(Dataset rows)
-- begin --

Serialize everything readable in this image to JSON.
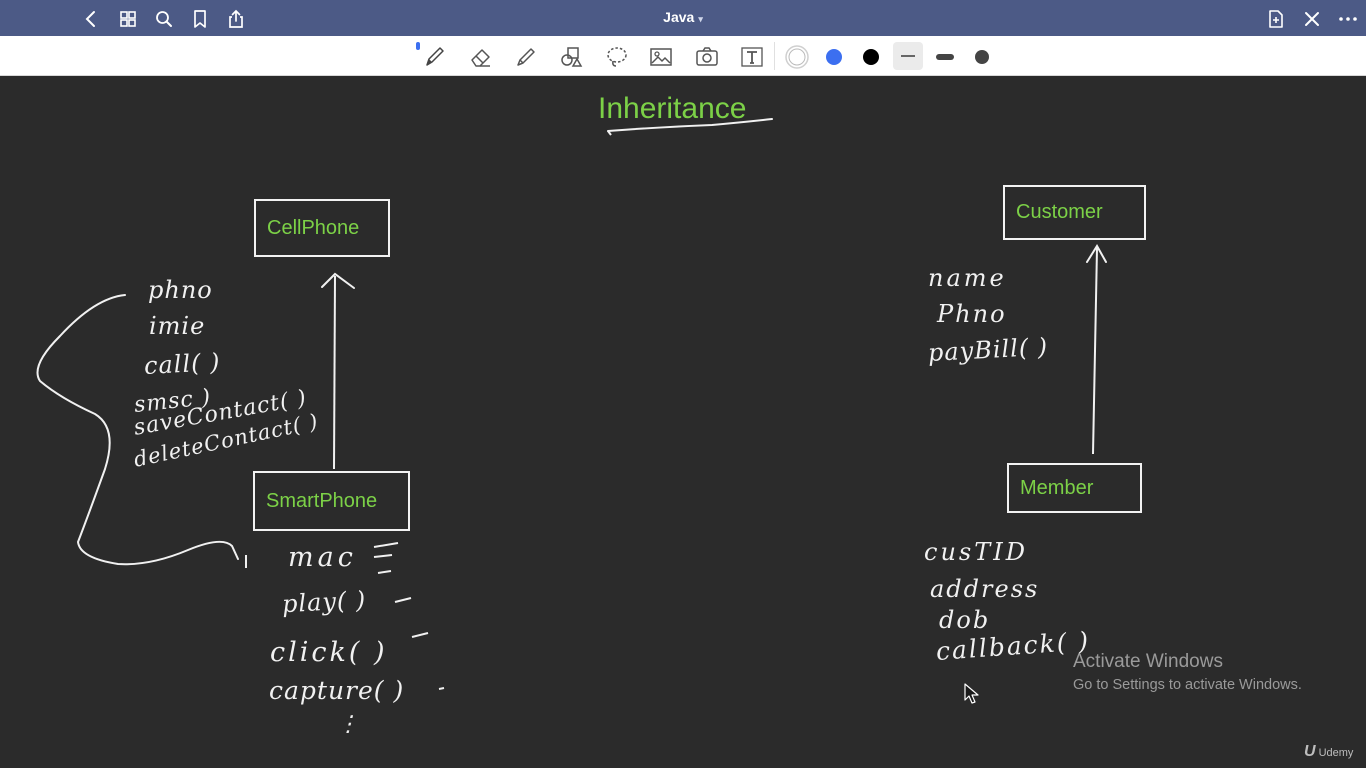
{
  "app": {
    "title": "Java"
  },
  "topbar": {
    "left_icons": [
      "back-icon",
      "grid-icon",
      "search-icon",
      "bookmark-icon",
      "share-icon"
    ],
    "right_icons": [
      "add-page-icon",
      "close-icon",
      "more-icon"
    ]
  },
  "toolbar": {
    "tools": [
      "pen-icon",
      "eraser-icon",
      "highlighter-icon",
      "shapes-icon",
      "lasso-icon",
      "image-icon",
      "camera-icon",
      "text-icon"
    ],
    "colors": [
      "#ffffff",
      "#3c6ff0",
      "#000000"
    ],
    "stroke_widths": [
      "thin",
      "medium",
      "thick"
    ]
  },
  "note": {
    "heading": "Inheritance",
    "left_diagram": {
      "parent": "CellPhone",
      "child": "SmartPhone",
      "parent_members": [
        "phno",
        "imie",
        "call( )",
        "smsc )",
        "saveContact( )",
        "deleteContact( )"
      ],
      "child_members": [
        "mac",
        "play( )",
        "click( )",
        "capture( )",
        "⋮"
      ]
    },
    "right_diagram": {
      "parent": "Customer",
      "child": "Member",
      "parent_members": [
        "name",
        "Phno",
        "payBill( )"
      ],
      "child_members": [
        "cusTID",
        "address",
        "dob",
        "callback( )"
      ]
    }
  },
  "overlay": {
    "activate_title": "Activate Windows",
    "activate_sub": "Go to Settings to activate Windows.",
    "watermark": "Udemy"
  },
  "colors": {
    "topbar": "#4c5a86",
    "canvas": "#2b2b2b",
    "accent_green": "#7cd147",
    "ink": "#f1f1f1"
  }
}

-- end --

◆ **Given exercise**
Output the full set of records above without changing a word, and drop the images.

◆ **Output for this task**
Serialize everything readable in this image to JSON.
{
  "app": {
    "title": "Java"
  },
  "topbar": {
    "left_icons": [
      "back-icon",
      "grid-icon",
      "search-icon",
      "bookmark-icon",
      "share-icon"
    ],
    "right_icons": [
      "add-page-icon",
      "close-icon",
      "more-icon"
    ]
  },
  "toolbar": {
    "tools": [
      "pen-icon",
      "eraser-icon",
      "highlighter-icon",
      "shapes-icon",
      "lasso-icon",
      "image-icon",
      "camera-icon",
      "text-icon"
    ],
    "colors": [
      "#ffffff",
      "#3c6ff0",
      "#000000"
    ],
    "stroke_widths": [
      "thin",
      "medium",
      "thick"
    ]
  },
  "note": {
    "heading": "Inheritance",
    "left_diagram": {
      "parent": "CellPhone",
      "child": "SmartPhone",
      "parent_members": [
        "phno",
        "imie",
        "call( )",
        "smsc )",
        "saveContact( )",
        "deleteContact( )"
      ],
      "child_members": [
        "mac",
        "play( )",
        "click( )",
        "capture( )",
        "⋮"
      ]
    },
    "right_diagram": {
      "parent": "Customer",
      "child": "Member",
      "parent_members": [
        "name",
        "Phno",
        "payBill( )"
      ],
      "child_members": [
        "cusTID",
        "address",
        "dob",
        "callback( )"
      ]
    }
  },
  "overlay": {
    "activate_title": "Activate Windows",
    "activate_sub": "Go to Settings to activate Windows.",
    "watermark": "Udemy"
  },
  "colors": {
    "topbar": "#4c5a86",
    "canvas": "#2b2b2b",
    "accent_green": "#7cd147",
    "ink": "#f1f1f1"
  }
}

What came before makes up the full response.